## Required task 1
From the Memphis Tigers basketball article, copy the passage starting with "Combine the precocious" and going on through "to Ole Miss.".
## Required task 2
Rewrite the paragraph of the Memphis Tigers basketball article that begins "Memphis was ranked as a consensus top 20 team" as a short bulleted list, keeping its main facts.

## Reading passage

Is It Really That Disappointing

This article is written before the Memphis Tigers' basketball season is over.
Yes, it could conceivably get better, but as of now, they have fumbled their way into the Conference USA tournament, and haven't looked too good for the past month. The three-pointers aren't falling, the turnovers are piling up, and the supposed leaders of the team are sulking after made baskets.
That doesn't normally equate to a first place conference team.
No, this article is written as an early reflection on the Tiger season that we have all seen so far. Or perhaps the season that we have all wished we hadn't seen.
Either way, the season hasn't gone the way most planned that it would. There, that's the one thing we can all agree on: the season didn't live up to the fans' expectations.
But, looking back, were the expectations too high?
Memphis was ranked as a consensus top 20 team in the preseason, and that was largely based on the team's top three recruiting class. With guys on the wings like Chris Crawford, the Barton Brothers, and Jelan Kendrick, and a helluva point guard in Joe Jackson, plus two bruisers in the paint that have announcers questioning spellcheck in Tarik Black and Hippolyte Tsafack, Memphis gained depth that it sorely lacked last year when they went only as far as seven-deep.
Combine the precocious freshmen with Wesley Witherspoon, Angel Garcia, and Will Coleman--all talented upperclassmen--and you had a team that could push for a Sweet Sixteen, right?
We now know that we had that all wrong.
Two players left before Memphis even played seven games. Jelan Kendrick was kicked off the team for being a huge distraction. Simply put, he didn't fit with what Coach Josh Pastner was trying to mold his team into. So Jelan transferred to Ole Miss.
Angel Garcia, unhappy with both his playing time and his role on the team, signed a pro contract to play in Spain. For those counting at home, that's three players in Coach Pastner's brief tenure at Memphis that have either left the team or been encouraged to leave (including Roburt Sallie this past summer).
So again, Memphis lacked depth, especially in the frontcourt.
But Will Coleman improved so much last year! Averaging close to a double-double a night would be easy as cake this season, right?

## Dataset excerpts

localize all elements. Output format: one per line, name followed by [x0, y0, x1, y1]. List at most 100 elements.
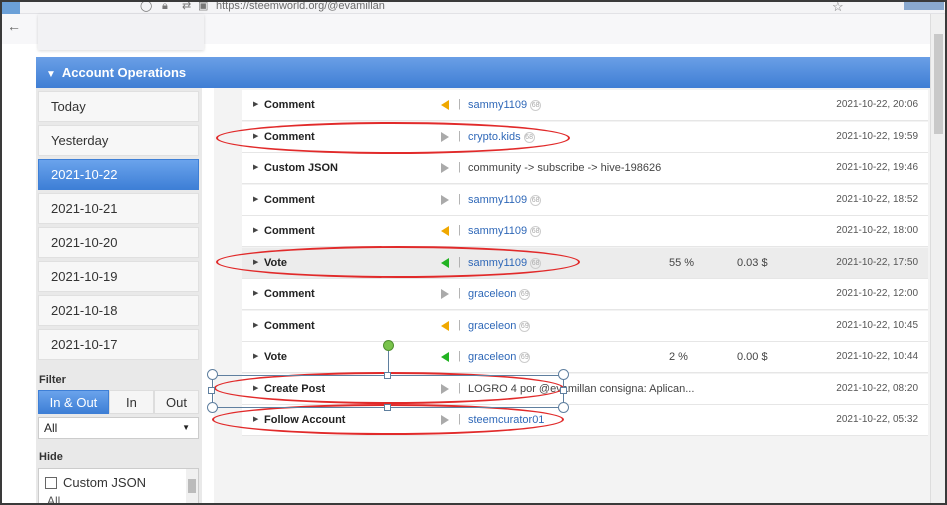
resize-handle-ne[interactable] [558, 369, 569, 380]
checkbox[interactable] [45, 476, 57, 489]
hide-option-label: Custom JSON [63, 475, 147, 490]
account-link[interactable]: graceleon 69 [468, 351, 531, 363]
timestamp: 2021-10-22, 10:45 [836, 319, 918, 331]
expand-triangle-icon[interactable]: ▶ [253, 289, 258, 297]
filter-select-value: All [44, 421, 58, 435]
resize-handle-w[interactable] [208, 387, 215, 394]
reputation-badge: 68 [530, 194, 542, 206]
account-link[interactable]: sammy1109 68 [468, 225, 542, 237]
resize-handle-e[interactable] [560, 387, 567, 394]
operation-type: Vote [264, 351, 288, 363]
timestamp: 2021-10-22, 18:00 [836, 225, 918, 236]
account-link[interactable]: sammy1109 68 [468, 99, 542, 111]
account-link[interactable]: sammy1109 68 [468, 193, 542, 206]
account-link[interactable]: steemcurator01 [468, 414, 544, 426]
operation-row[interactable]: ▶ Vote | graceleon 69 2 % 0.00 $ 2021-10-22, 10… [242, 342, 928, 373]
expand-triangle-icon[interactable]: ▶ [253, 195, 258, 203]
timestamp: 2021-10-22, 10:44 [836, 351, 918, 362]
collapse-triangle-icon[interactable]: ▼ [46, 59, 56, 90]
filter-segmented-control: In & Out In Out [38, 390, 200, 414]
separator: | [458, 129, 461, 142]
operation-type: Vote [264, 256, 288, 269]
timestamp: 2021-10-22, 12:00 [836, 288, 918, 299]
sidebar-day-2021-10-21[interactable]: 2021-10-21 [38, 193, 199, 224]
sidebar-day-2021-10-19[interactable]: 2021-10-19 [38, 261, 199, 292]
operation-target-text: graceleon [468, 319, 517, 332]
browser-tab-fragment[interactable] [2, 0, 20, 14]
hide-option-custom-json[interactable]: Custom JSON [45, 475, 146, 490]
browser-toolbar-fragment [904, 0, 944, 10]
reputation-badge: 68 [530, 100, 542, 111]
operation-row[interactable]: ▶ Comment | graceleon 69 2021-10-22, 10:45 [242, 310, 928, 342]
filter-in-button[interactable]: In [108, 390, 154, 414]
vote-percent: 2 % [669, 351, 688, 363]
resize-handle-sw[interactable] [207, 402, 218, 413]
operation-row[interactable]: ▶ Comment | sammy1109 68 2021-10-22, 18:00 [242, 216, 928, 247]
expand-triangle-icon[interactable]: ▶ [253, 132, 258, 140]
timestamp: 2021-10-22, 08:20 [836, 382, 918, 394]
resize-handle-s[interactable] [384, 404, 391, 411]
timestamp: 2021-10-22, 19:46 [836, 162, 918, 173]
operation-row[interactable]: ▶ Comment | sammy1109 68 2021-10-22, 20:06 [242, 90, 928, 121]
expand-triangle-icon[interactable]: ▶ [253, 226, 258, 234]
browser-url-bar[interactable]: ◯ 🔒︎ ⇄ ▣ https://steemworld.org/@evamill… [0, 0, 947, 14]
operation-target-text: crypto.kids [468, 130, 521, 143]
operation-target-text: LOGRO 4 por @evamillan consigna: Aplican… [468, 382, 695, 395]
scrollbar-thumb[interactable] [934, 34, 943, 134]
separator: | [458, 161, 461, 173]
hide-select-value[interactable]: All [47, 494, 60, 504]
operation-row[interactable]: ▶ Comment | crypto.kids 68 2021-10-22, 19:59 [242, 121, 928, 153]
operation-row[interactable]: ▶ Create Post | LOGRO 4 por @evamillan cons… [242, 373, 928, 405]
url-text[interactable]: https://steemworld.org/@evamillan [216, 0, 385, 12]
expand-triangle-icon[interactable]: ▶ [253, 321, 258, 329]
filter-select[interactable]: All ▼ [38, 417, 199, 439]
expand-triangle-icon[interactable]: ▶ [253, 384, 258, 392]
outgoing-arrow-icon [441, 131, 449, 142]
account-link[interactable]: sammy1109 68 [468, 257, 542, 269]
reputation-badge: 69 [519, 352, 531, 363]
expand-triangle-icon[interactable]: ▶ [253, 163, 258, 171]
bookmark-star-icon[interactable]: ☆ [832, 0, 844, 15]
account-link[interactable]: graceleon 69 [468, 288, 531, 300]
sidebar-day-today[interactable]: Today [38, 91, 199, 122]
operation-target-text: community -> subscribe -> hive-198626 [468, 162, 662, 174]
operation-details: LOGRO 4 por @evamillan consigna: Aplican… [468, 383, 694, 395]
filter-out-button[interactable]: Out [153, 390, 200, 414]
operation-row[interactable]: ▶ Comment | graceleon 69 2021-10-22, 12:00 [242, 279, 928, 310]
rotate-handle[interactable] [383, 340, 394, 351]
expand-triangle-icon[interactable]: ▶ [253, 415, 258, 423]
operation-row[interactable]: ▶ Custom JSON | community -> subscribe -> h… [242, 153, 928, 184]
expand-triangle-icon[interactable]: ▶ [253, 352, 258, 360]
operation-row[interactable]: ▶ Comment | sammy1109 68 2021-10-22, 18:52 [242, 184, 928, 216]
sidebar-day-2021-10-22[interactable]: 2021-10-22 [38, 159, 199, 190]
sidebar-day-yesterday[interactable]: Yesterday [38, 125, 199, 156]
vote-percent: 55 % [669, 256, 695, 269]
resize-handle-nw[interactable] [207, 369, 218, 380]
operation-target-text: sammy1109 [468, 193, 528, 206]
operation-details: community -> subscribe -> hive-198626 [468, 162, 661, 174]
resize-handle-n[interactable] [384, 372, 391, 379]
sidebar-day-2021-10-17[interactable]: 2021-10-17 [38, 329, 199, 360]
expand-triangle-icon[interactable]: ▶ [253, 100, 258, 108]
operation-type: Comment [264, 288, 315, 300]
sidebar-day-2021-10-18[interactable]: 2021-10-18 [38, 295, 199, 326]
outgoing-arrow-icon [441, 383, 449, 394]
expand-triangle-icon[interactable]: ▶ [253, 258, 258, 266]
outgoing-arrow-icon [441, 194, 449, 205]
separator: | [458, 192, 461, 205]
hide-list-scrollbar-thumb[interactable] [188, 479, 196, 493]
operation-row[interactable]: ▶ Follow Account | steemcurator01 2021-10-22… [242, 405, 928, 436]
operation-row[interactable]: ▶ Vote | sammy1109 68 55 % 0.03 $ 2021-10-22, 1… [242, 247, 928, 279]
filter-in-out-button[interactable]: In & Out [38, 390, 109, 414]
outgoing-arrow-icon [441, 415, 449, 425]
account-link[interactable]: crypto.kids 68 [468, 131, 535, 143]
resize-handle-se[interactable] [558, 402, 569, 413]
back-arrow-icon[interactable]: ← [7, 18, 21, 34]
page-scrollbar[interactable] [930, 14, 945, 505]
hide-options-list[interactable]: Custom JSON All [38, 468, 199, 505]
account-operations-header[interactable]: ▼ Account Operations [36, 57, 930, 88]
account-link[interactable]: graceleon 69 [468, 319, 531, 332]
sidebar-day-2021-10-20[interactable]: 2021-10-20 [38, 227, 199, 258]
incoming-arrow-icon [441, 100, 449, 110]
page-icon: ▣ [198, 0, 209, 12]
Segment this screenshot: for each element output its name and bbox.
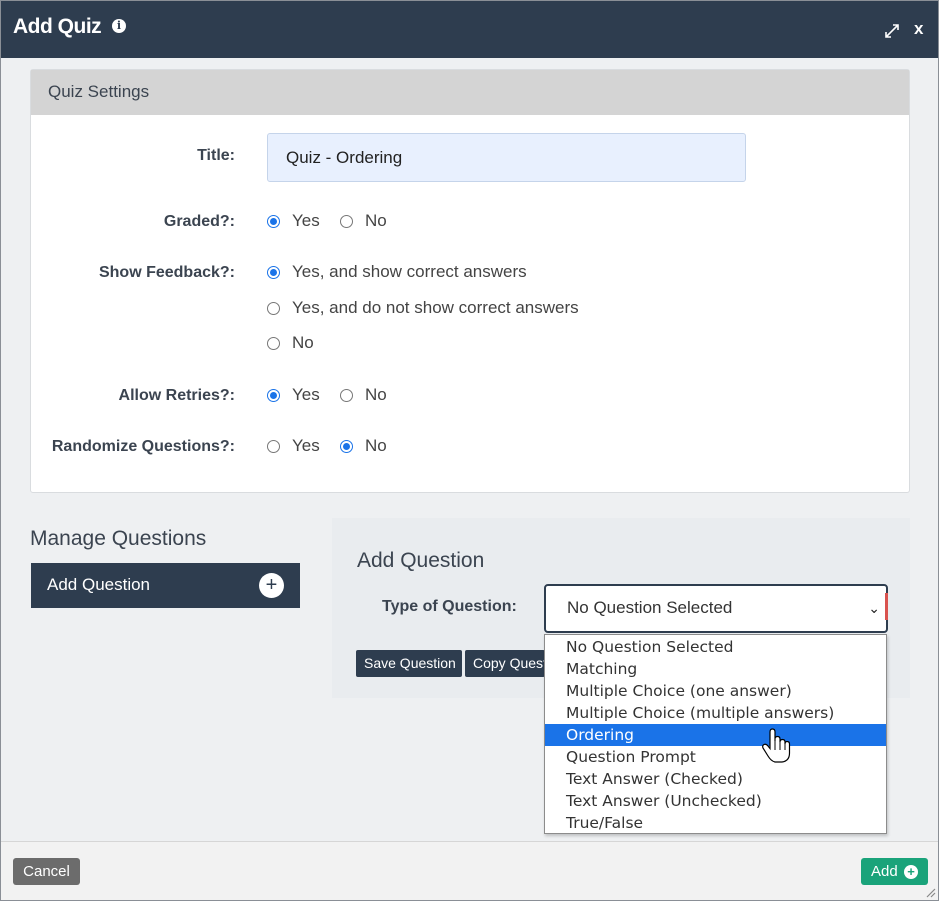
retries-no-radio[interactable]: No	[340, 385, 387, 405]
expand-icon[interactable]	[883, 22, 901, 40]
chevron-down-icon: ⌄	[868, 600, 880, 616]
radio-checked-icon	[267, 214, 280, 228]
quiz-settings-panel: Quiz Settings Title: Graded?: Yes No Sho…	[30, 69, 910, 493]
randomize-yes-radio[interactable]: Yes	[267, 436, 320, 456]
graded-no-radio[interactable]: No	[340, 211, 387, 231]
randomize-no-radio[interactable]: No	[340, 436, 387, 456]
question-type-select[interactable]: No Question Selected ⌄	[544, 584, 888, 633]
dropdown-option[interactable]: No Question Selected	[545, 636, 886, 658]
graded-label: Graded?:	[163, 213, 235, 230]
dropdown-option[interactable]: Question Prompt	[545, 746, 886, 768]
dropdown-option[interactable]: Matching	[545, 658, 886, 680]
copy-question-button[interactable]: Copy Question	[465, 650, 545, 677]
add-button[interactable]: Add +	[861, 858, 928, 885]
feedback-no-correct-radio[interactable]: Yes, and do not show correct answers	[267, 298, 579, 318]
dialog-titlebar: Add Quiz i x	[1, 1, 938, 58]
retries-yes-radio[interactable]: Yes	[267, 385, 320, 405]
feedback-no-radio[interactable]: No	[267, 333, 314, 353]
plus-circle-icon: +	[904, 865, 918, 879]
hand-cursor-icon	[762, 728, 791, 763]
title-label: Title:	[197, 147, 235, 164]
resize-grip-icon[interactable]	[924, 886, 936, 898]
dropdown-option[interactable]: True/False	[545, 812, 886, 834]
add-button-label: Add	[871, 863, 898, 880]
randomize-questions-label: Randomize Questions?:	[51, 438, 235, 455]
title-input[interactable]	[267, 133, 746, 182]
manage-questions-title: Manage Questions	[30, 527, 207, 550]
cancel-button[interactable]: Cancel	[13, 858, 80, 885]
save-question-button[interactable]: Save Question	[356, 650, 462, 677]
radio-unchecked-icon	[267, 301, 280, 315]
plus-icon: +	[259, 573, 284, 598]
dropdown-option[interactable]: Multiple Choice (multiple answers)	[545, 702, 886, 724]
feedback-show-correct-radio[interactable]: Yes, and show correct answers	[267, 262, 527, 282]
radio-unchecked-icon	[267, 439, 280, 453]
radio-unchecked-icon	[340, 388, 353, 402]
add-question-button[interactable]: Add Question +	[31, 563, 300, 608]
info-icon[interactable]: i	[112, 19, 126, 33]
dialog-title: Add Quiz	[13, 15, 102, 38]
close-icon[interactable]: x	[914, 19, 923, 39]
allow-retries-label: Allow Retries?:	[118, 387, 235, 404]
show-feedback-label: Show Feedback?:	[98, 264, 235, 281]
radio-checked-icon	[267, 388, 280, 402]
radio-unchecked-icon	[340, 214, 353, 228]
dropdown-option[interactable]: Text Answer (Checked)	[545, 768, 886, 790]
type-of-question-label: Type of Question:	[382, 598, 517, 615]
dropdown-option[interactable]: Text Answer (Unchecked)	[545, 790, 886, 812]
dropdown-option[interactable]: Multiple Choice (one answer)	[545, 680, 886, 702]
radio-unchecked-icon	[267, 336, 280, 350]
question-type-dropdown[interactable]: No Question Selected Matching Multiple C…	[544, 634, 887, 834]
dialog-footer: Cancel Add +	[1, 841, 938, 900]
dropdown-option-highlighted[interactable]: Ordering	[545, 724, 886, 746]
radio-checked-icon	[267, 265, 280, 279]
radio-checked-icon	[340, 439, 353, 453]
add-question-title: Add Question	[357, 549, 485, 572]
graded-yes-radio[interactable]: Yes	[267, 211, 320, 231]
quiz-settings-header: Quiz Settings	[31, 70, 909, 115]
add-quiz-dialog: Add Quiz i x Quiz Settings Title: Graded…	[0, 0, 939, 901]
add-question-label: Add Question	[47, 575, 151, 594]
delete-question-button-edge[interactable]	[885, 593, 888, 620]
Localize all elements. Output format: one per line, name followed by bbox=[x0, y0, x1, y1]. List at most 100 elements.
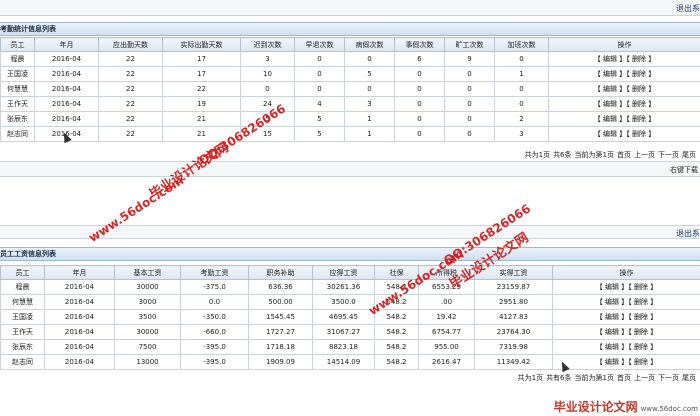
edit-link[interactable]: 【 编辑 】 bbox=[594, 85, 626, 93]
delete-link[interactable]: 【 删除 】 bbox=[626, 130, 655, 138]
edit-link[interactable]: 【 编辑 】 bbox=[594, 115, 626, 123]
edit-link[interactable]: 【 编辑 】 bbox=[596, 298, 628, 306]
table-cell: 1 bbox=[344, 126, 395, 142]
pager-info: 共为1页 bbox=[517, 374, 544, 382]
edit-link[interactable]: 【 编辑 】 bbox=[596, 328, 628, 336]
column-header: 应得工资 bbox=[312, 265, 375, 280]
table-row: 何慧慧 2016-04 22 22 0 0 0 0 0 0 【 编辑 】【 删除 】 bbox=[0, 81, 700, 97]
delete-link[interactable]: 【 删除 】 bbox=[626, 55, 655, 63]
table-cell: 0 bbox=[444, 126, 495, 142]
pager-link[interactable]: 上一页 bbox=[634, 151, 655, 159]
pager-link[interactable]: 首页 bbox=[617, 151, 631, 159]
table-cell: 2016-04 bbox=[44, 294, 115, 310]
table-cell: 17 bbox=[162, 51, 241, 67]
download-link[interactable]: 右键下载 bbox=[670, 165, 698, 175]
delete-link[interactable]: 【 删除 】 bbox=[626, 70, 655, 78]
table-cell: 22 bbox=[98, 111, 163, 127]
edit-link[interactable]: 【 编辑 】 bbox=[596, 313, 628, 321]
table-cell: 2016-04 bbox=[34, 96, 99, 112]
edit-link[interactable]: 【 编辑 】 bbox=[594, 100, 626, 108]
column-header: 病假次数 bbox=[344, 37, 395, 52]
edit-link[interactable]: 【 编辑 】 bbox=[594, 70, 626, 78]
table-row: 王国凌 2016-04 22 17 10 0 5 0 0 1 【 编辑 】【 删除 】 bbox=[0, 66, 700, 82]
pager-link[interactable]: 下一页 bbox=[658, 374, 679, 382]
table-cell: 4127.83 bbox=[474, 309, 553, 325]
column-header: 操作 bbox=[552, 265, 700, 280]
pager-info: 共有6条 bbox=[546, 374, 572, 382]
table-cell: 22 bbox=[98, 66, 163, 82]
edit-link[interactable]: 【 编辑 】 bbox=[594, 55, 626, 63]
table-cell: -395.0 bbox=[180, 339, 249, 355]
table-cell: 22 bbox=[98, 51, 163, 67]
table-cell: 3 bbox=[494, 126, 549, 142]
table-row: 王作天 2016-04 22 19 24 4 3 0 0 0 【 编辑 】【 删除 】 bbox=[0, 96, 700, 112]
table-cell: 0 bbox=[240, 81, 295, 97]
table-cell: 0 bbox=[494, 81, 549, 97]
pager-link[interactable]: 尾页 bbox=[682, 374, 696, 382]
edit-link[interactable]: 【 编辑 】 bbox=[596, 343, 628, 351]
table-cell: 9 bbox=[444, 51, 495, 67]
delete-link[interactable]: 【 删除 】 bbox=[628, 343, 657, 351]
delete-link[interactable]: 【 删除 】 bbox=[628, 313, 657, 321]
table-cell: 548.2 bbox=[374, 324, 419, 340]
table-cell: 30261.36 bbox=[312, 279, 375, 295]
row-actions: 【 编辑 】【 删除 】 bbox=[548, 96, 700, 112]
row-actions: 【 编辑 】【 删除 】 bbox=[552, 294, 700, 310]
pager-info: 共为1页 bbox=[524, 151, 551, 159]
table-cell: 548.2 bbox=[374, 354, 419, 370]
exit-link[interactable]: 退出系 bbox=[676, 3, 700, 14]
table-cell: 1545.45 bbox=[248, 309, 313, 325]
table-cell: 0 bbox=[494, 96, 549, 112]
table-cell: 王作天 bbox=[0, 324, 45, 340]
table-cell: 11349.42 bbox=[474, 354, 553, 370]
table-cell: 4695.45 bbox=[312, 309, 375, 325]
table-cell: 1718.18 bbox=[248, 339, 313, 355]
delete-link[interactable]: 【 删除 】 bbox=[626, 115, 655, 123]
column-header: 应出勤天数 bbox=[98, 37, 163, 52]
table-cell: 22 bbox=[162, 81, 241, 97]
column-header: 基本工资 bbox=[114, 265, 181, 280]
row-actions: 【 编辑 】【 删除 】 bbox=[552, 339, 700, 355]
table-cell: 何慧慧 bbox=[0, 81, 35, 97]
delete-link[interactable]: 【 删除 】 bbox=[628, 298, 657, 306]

## Worked solution 1
Combine the precocious freshmen with Wesley Witherspoon, Angel Garcia, and Will Coleman--all talented upperclassmen--and you had a team that could push for a Sweet Sixteen, right?
We now know that we had that all wrong.
Two players left before Memphis even played seven games. Jelan Kendrick was kicked off the team for being a huge distraction. Simply put, he didn't fit with what Coach Josh Pastner was trying to mold his team into. So Jelan transferred to Ole Miss.

## Worked solution 2
- Memphis was a consensus top 20 team in the preseason, largely because of its top three recruiting class.
- Wings: Chris Crawford, the Barton Brothers and Jelan Kendrick.
- Point guard: Joe Jackson.
- Players in the paint: Tarik Black and Hippolyte Tsafack.
- These players gave Memphis the depth it lacked last year, when it went only seven-deep.